Print the entries in full, word for word, but not the pictures.

Excerpt from a dataset:
►
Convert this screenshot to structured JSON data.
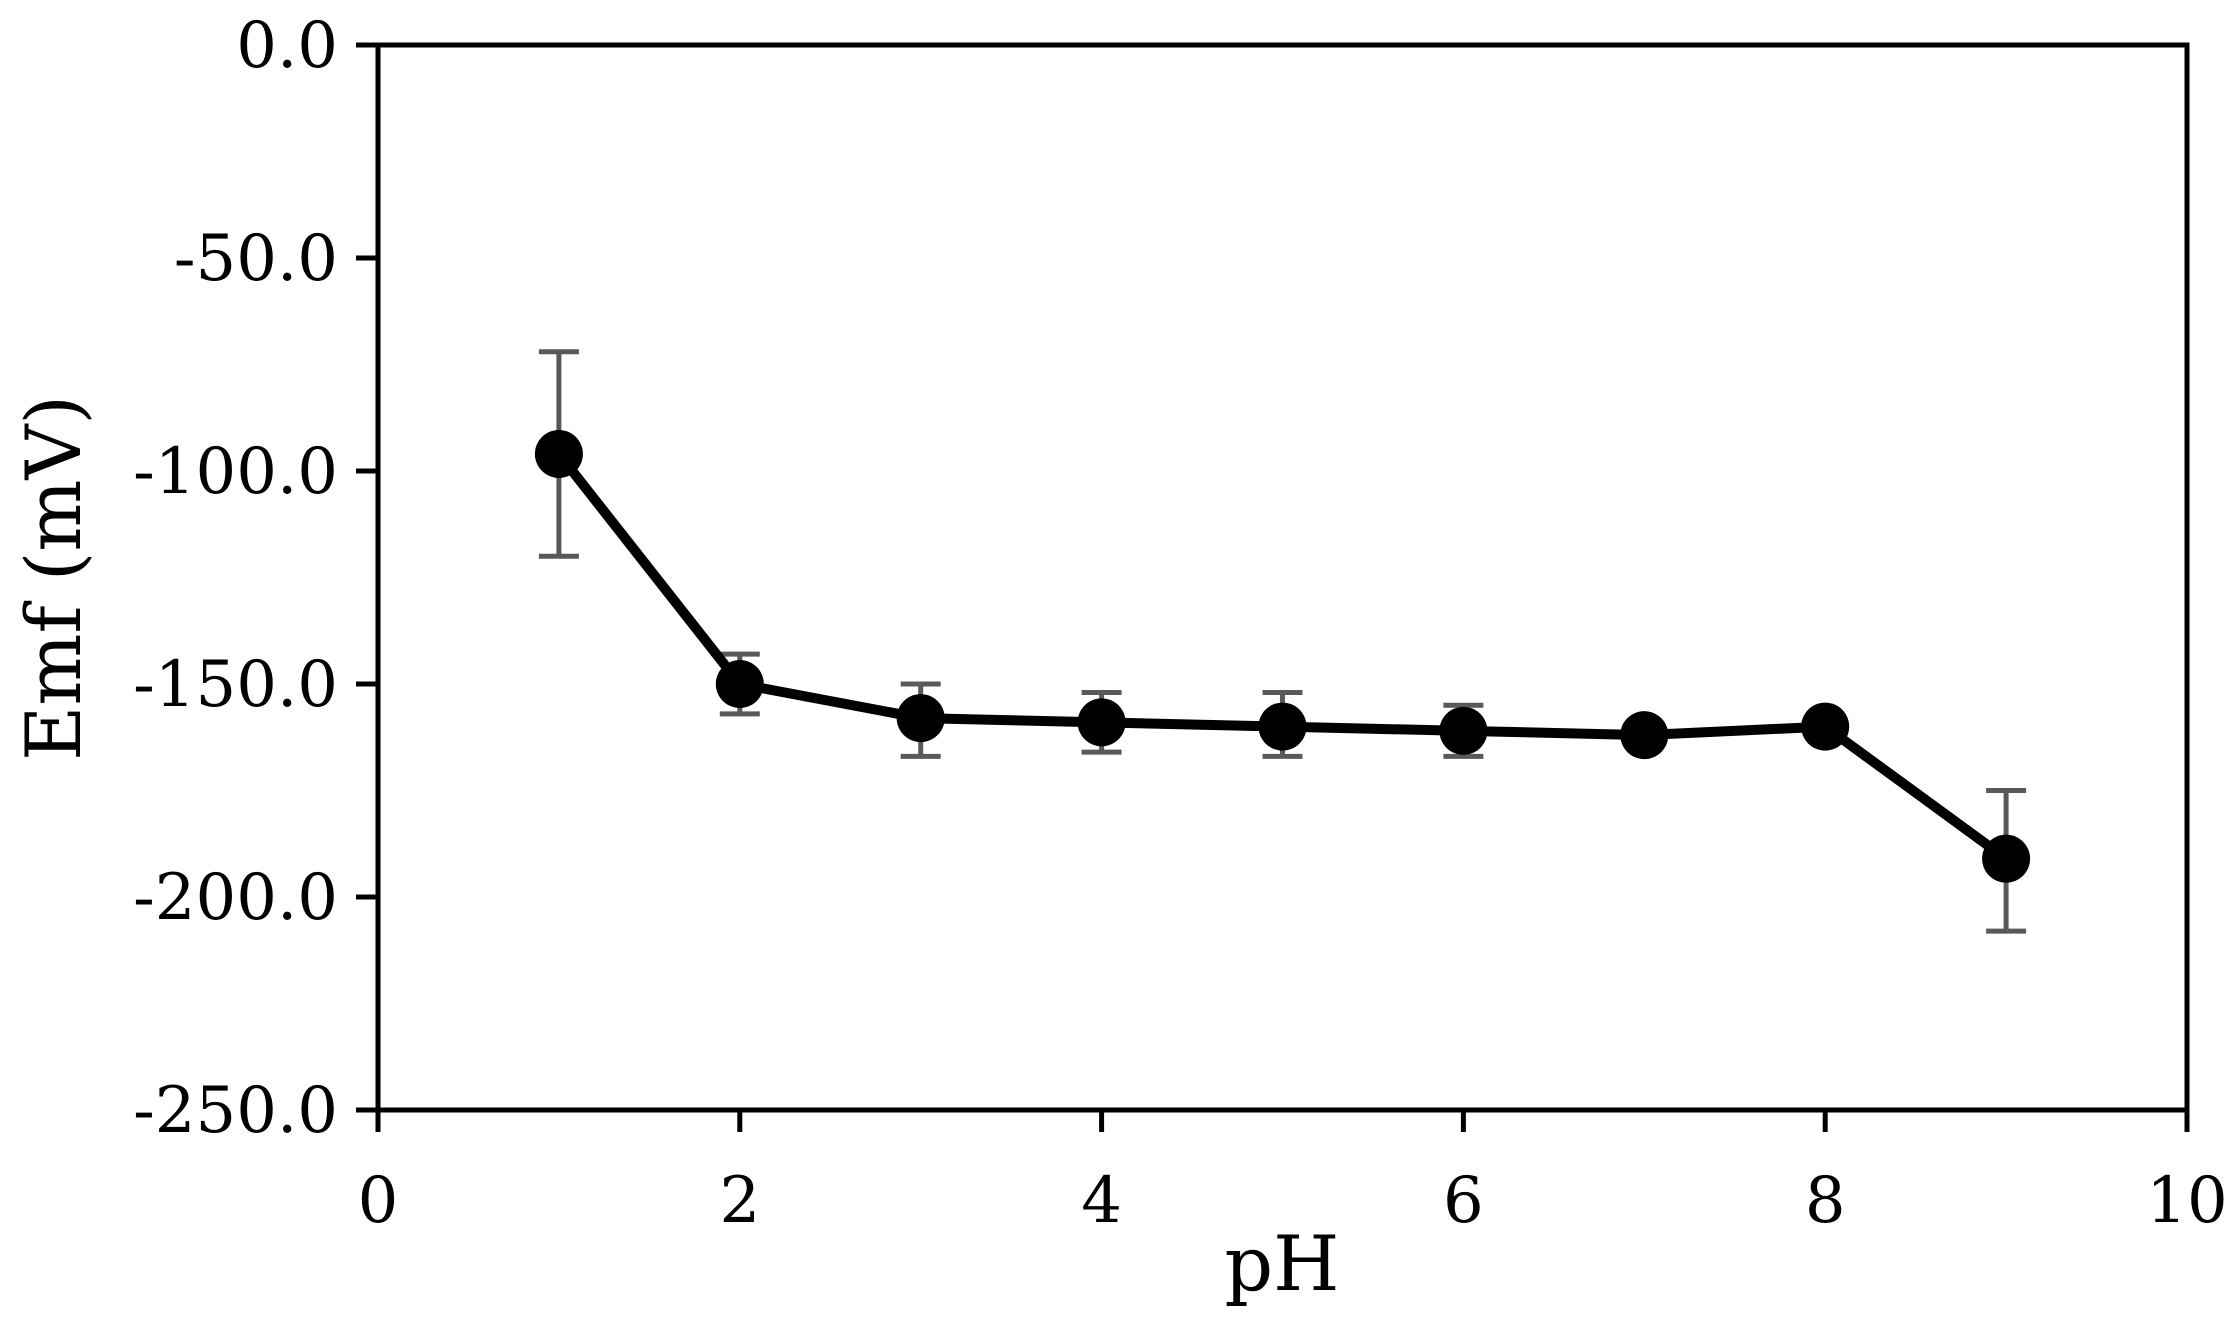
{
  "chart_data": {
    "type": "line",
    "title": "",
    "xlabel": "pH",
    "ylabel": "Emf (mV)",
    "xlim": [
      0,
      10
    ],
    "ylim": [
      -250,
      0
    ],
    "x_ticks": [
      0,
      2,
      4,
      6,
      8,
      10
    ],
    "x_tick_labels": [
      "0",
      "2",
      "4",
      "6",
      "8",
      "10"
    ],
    "y_ticks": [
      0,
      -50,
      -100,
      -150,
      -200,
      -250
    ],
    "y_tick_labels": [
      "0.0",
      "-50.0",
      "-100.0",
      "-150.0",
      "-200.0",
      "-250.0"
    ],
    "grid": false,
    "legend": "none",
    "series": [
      {
        "x": [
          1,
          2,
          3,
          4,
          5,
          6,
          7,
          8,
          9
        ],
        "y": [
          -96,
          -150,
          -158,
          -159,
          -160,
          -161,
          -162,
          -160,
          -191
        ],
        "error_low": [
          -120,
          -157,
          -167,
          -166,
          -167,
          -167,
          -162,
          -160,
          -208
        ],
        "error_high": [
          -72,
          -143,
          -150,
          -152,
          -152,
          -155,
          -162,
          -160,
          -175
        ],
        "color": "#000000",
        "error_color": "#595959"
      }
    ]
  }
}
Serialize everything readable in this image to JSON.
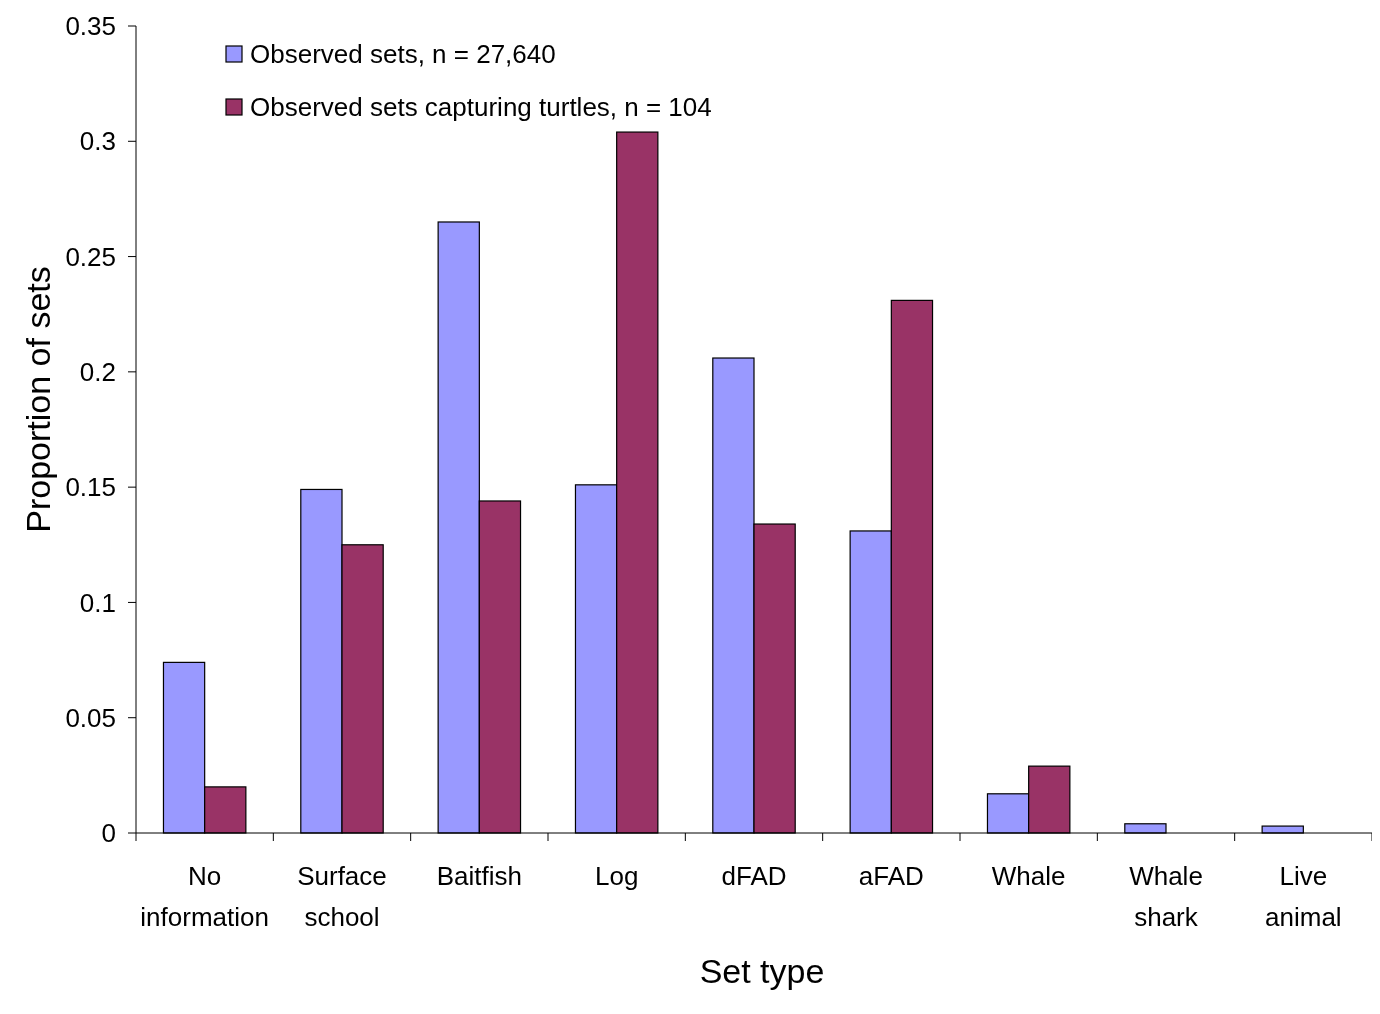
{
  "chart_data": {
    "type": "bar",
    "xlabel": "Set type",
    "ylabel": "Proportion of sets",
    "categories": [
      "No information",
      "Surface school",
      "Baitfish",
      "Log",
      "dFAD",
      "aFAD",
      "Whale",
      "Whale shark",
      "Live animal"
    ],
    "series": [
      {
        "name": "Observed sets, n = 27,640",
        "color": "#9999ff",
        "values": [
          0.074,
          0.149,
          0.265,
          0.151,
          0.206,
          0.131,
          0.017,
          0.004,
          0.003
        ]
      },
      {
        "name": "Observed sets capturing turtles, n = 104",
        "color": "#993366",
        "values": [
          0.02,
          0.125,
          0.144,
          0.304,
          0.134,
          0.231,
          0.029,
          0,
          0
        ]
      }
    ],
    "ylim": [
      0,
      0.35
    ],
    "yticks": [
      0,
      0.05,
      0.1,
      0.15,
      0.2,
      0.25,
      0.3,
      0.35
    ],
    "grid": false,
    "legend": "top left"
  }
}
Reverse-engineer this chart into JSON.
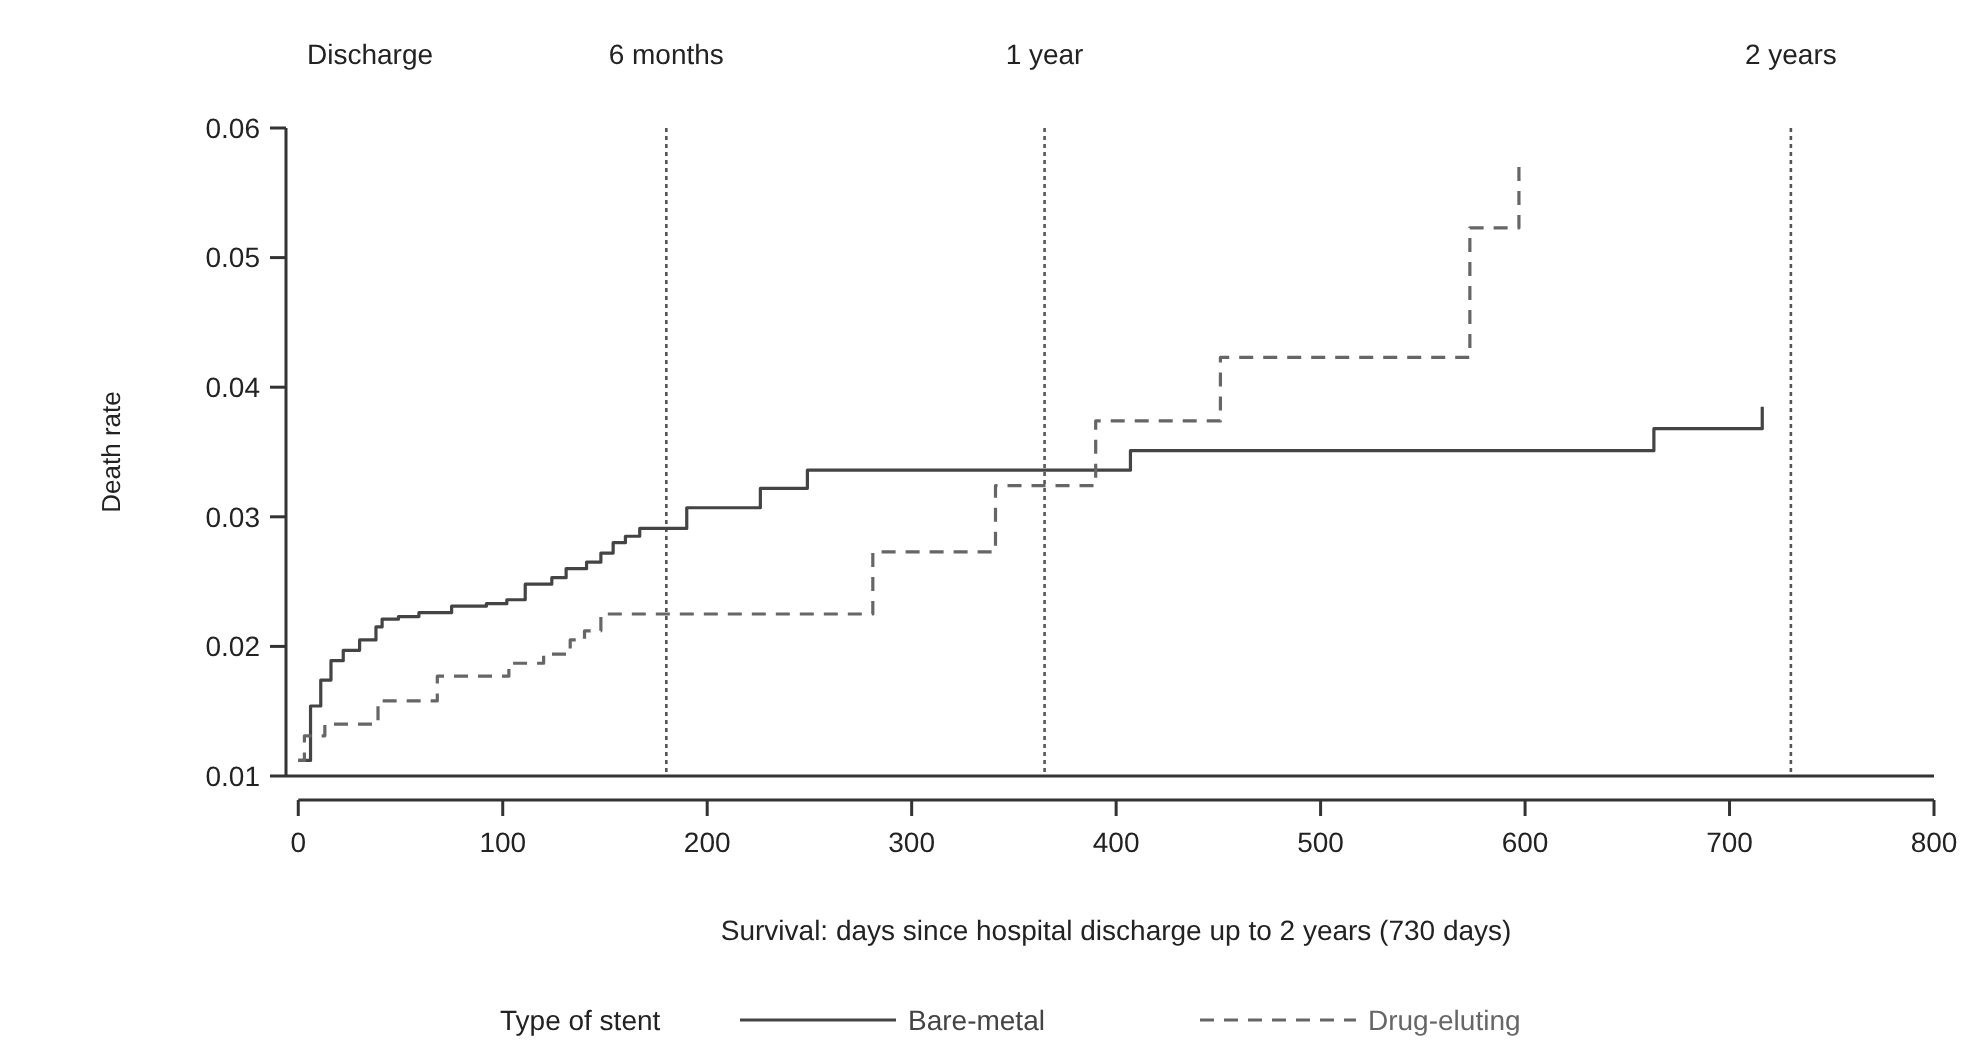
{
  "chart_data": {
    "type": "step",
    "xlabel": "Survival: days since hospital discharge up to 2 years (730 days)",
    "ylabel": "Death rate",
    "legend_title": "Type of stent",
    "legend": "bottom",
    "grid": false,
    "xlim": [
      -6,
      800
    ],
    "xticks": [
      0,
      100,
      200,
      300,
      400,
      500,
      600,
      700,
      800
    ],
    "ylim": [
      0.01,
      0.06
    ],
    "yticks": [
      0.01,
      0.02,
      0.03,
      0.04,
      0.05,
      0.06
    ],
    "ref_lines": [
      {
        "axis": "x",
        "value": 180,
        "label": "6 months",
        "line_style": "dotted",
        "color": "#555555"
      },
      {
        "axis": "x",
        "value": 365,
        "label": "1 year",
        "line_style": "dotted",
        "color": "#555555"
      },
      {
        "axis": "x",
        "value": 730,
        "label": "2 years",
        "line_style": "dotted",
        "color": "#555555"
      }
    ],
    "annotations": [
      "Discharge"
    ],
    "series": [
      {
        "name": "Bare-metal",
        "color": "#444444",
        "line_style": "solid",
        "x": [
          0,
          6,
          11,
          16,
          22,
          30,
          38,
          41,
          49,
          59,
          75,
          92,
          102,
          111,
          124,
          131,
          141,
          148,
          154,
          160,
          167,
          190,
          226,
          249,
          407,
          663,
          716
        ],
        "values": [
          0.0112,
          0.0154,
          0.0174,
          0.0189,
          0.0197,
          0.0205,
          0.0215,
          0.0221,
          0.0223,
          0.0226,
          0.0231,
          0.0233,
          0.0236,
          0.0248,
          0.0253,
          0.026,
          0.0265,
          0.0272,
          0.028,
          0.0285,
          0.0291,
          0.0307,
          0.0322,
          0.0336,
          0.0351,
          0.0368,
          0.0385
        ]
      },
      {
        "name": "Drug-eluting",
        "color": "#666666",
        "line_style": "dashed",
        "x": [
          0,
          3,
          13,
          39,
          68,
          103,
          120,
          133,
          140,
          148,
          281,
          341,
          390,
          451,
          573,
          597
        ],
        "values": [
          0.0112,
          0.0131,
          0.014,
          0.0158,
          0.0177,
          0.0187,
          0.0194,
          0.0205,
          0.0212,
          0.0225,
          0.0273,
          0.0324,
          0.0374,
          0.0423,
          0.0523,
          0.0571
        ]
      }
    ]
  }
}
◄
Answer to this problem:
Convert this screenshot to structured JSON data.
{
  "chart_data": {
    "type": "line",
    "title": "",
    "xlabel": "pH",
    "ylabel": "Emf (mV)",
    "xlim": [
      0,
      10
    ],
    "ylim": [
      -250,
      0
    ],
    "x_ticks": [
      0,
      2,
      4,
      6,
      8,
      10
    ],
    "x_tick_labels": [
      "0",
      "2",
      "4",
      "6",
      "8",
      "10"
    ],
    "y_ticks": [
      0,
      -50,
      -100,
      -150,
      -200,
      -250
    ],
    "y_tick_labels": [
      "0.0",
      "-50.0",
      "-100.0",
      "-150.0",
      "-200.0",
      "-250.0"
    ],
    "grid": false,
    "legend": "none",
    "series": [
      {
        "x": [
          1,
          2,
          3,
          4,
          5,
          6,
          7,
          8,
          9
        ],
        "y": [
          -96,
          -150,
          -158,
          -159,
          -160,
          -161,
          -162,
          -160,
          -191
        ],
        "error_low": [
          -120,
          -157,
          -167,
          -166,
          -167,
          -167,
          -162,
          -160,
          -208
        ],
        "error_high": [
          -72,
          -143,
          -150,
          -152,
          -152,
          -155,
          -162,
          -160,
          -175
        ],
        "color": "#000000",
        "error_color": "#595959"
      }
    ]
  }
}
Serialize everything readable in this image to JSON.
{
  "chart_data": {
    "type": "bar",
    "xlabel": "Set type",
    "ylabel": "Proportion of sets",
    "categories": [
      "No information",
      "Surface school",
      "Baitfish",
      "Log",
      "dFAD",
      "aFAD",
      "Whale",
      "Whale shark",
      "Live animal"
    ],
    "series": [
      {
        "name": "Observed sets, n = 27,640",
        "color": "#9999ff",
        "values": [
          0.074,
          0.149,
          0.265,
          0.151,
          0.206,
          0.131,
          0.017,
          0.004,
          0.003
        ]
      },
      {
        "name": "Observed sets capturing turtles, n = 104",
        "color": "#993366",
        "values": [
          0.02,
          0.125,
          0.144,
          0.304,
          0.134,
          0.231,
          0.029,
          0,
          0
        ]
      }
    ],
    "ylim": [
      0,
      0.35
    ],
    "yticks": [
      0,
      0.05,
      0.1,
      0.15,
      0.2,
      0.25,
      0.3,
      0.35
    ],
    "grid": false,
    "legend": "top left"
  }
}
Reverse-engineer this chart into JSON.
{
  "chart_data": {
    "type": "step",
    "xlabel": "Survival: days since hospital discharge up to 2 years (730 days)",
    "ylabel": "Death rate",
    "legend_title": "Type of stent",
    "legend": "bottom",
    "grid": false,
    "xlim": [
      -6,
      800
    ],
    "xticks": [
      0,
      100,
      200,
      300,
      400,
      500,
      600,
      700,
      800
    ],
    "ylim": [
      0.01,
      0.06
    ],
    "yticks": [
      0.01,
      0.02,
      0.03,
      0.04,
      0.05,
      0.06
    ],
    "ref_lines": [
      {
        "axis": "x",
        "value": 180,
        "label": "6 months",
        "line_style": "dotted",
        "color": "#555555"
      },
      {
        "axis": "x",
        "value": 365,
        "label": "1 year",
        "line_style": "dotted",
        "color": "#555555"
      },
      {
        "axis": "x",
        "value": 730,
        "label": "2 years",
        "line_style": "dotted",
        "color": "#555555"
      }
    ],
    "annotations": [
      "Discharge"
    ],
    "series": [
      {
        "name": "Bare-metal",
        "color": "#444444",
        "line_style": "solid",
        "x": [
          0,
          6,
          11,
          16,
          22,
          30,
          38,
          41,
          49,
          59,
          75,
          92,
          102,
          111,
          124,
          131,
          141,
          148,
          154,
          160,
          167,
          190,
          226,
          249,
          407,
          663,
          716
        ],
        "values": [
          0.0112,
          0.0154,
          0.0174,
          0.0189,
          0.0197,
          0.0205,
          0.0215,
          0.0221,
          0.0223,
          0.0226,
          0.0231,
          0.0233,
          0.0236,
          0.0248,
          0.0253,
          0.026,
          0.0265,
          0.0272,
          0.028,
          0.0285,
          0.0291,
          0.0307,
          0.0322,
          0.0336,
          0.0351,
          0.0368,
          0.0385
        ]
      },
      {
        "name": "Drug-eluting",
        "color": "#666666",
        "line_style": "dashed",
        "x": [
          0,
          3,
          13,
          39,
          68,
          103,
          120,
          133,
          140,
          148,
          281,
          341,
          390,
          451,
          573,
          597
        ],
        "values": [
          0.0112,
          0.0131,
          0.014,
          0.0158,
          0.0177,
          0.0187,
          0.0194,
          0.0205,
          0.0212,
          0.0225,
          0.0273,
          0.0324,
          0.0374,
          0.0423,
          0.0523,
          0.0571
        ]
      }
    ]
  }
}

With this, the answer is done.